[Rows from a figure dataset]
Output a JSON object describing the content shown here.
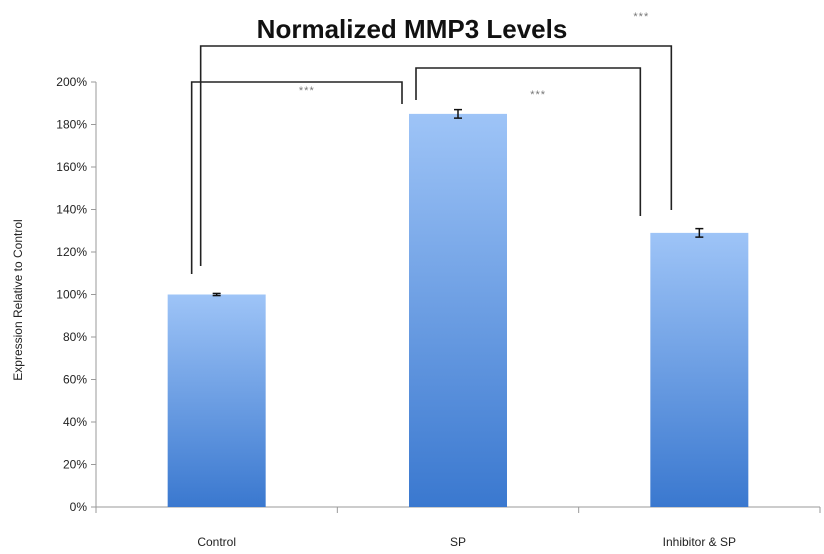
{
  "chart_data": {
    "type": "bar",
    "title": "Normalized MMP3 Levels",
    "xlabel": "",
    "ylabel": "Expression Relative to Control",
    "categories": [
      "Control",
      "SP",
      "Inhibitor & SP"
    ],
    "values": [
      100,
      185,
      129
    ],
    "errors": [
      0.5,
      2,
      2
    ],
    "ylim": [
      0,
      200
    ],
    "yticks": [
      0,
      20,
      40,
      60,
      80,
      100,
      120,
      140,
      160,
      180,
      200
    ],
    "ytick_labels": [
      "0%",
      "20%",
      "40%",
      "60%",
      "80%",
      "100%",
      "120%",
      "140%",
      "160%",
      "180%",
      "200%"
    ],
    "grid": false,
    "legend": "none",
    "bar_color_top": "#9ec4f7",
    "bar_color_bottom": "#3a78cf",
    "significance": [
      {
        "from": "Control",
        "to": "SP",
        "label": "***"
      },
      {
        "from": "SP",
        "to": "Inhibitor & SP",
        "label": "***"
      },
      {
        "from": "Control",
        "to": "Inhibitor & SP",
        "label": "***"
      }
    ]
  }
}
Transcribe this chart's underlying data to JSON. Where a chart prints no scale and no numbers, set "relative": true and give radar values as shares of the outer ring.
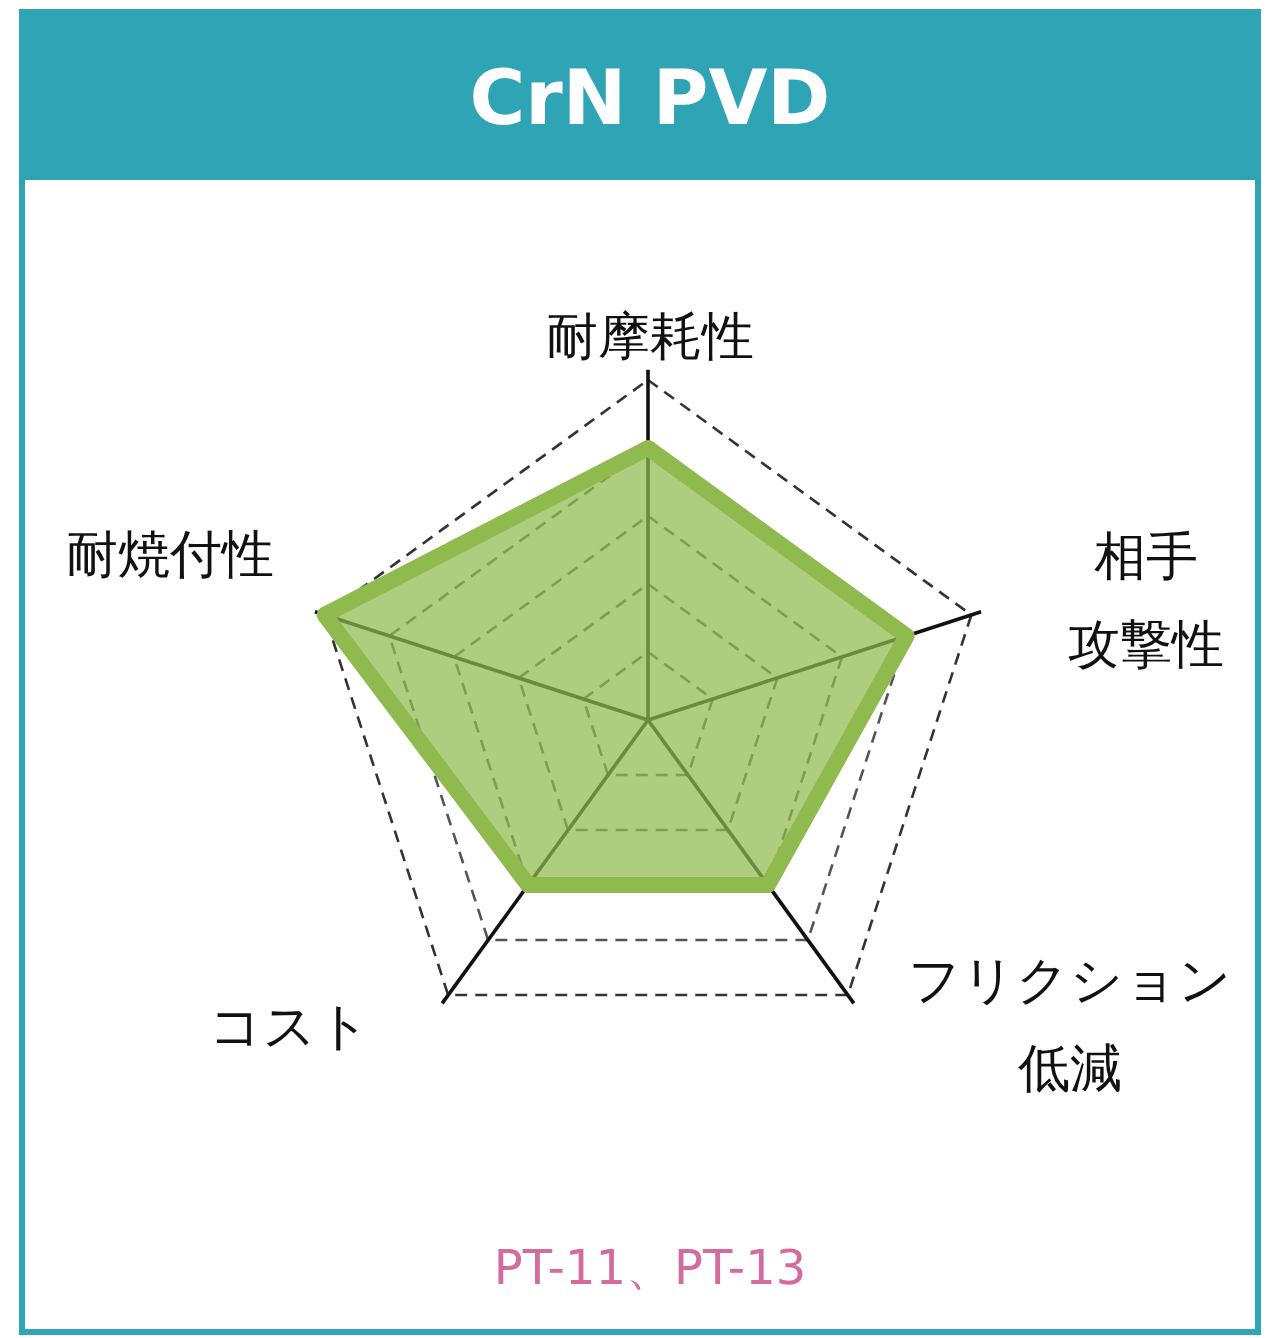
{
  "chart_data": {
    "type": "radar",
    "title": "CrN PVD",
    "categories": [
      "耐摩耗性",
      "相手攻撃性",
      "フリクション低減",
      "コスト",
      "耐焼付性"
    ],
    "relative": true,
    "grid": true,
    "series": [
      {
        "color": "#8fba4e",
        "values": [
          0.8,
          0.8,
          0.6,
          0.6,
          1.0
        ]
      }
    ],
    "annotations": [
      "PT-11、PT-13"
    ]
  }
}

### Your goal
From the line containing "Transcribe this chart's" through the last line of the records, both included, output those lines exactly and nothing else; skip the pictures.

### Answer below
Transcribe this chart's underlying data to JSON. Where a chart prints no scale and no numbers, set "relative": true and give radar values as shares of the outer ring.
{
  "chart_data": {
    "type": "radar",
    "title": "CrN PVD",
    "categories": [
      "耐摩耗性",
      "相手攻撃性",
      "フリクション低減",
      "コスト",
      "耐焼付性"
    ],
    "relative": true,
    "grid": true,
    "series": [
      {
        "color": "#8fba4e",
        "values": [
          0.8,
          0.8,
          0.6,
          0.6,
          1.0
        ]
      }
    ],
    "annotations": [
      "PT-11、PT-13"
    ]
  }
}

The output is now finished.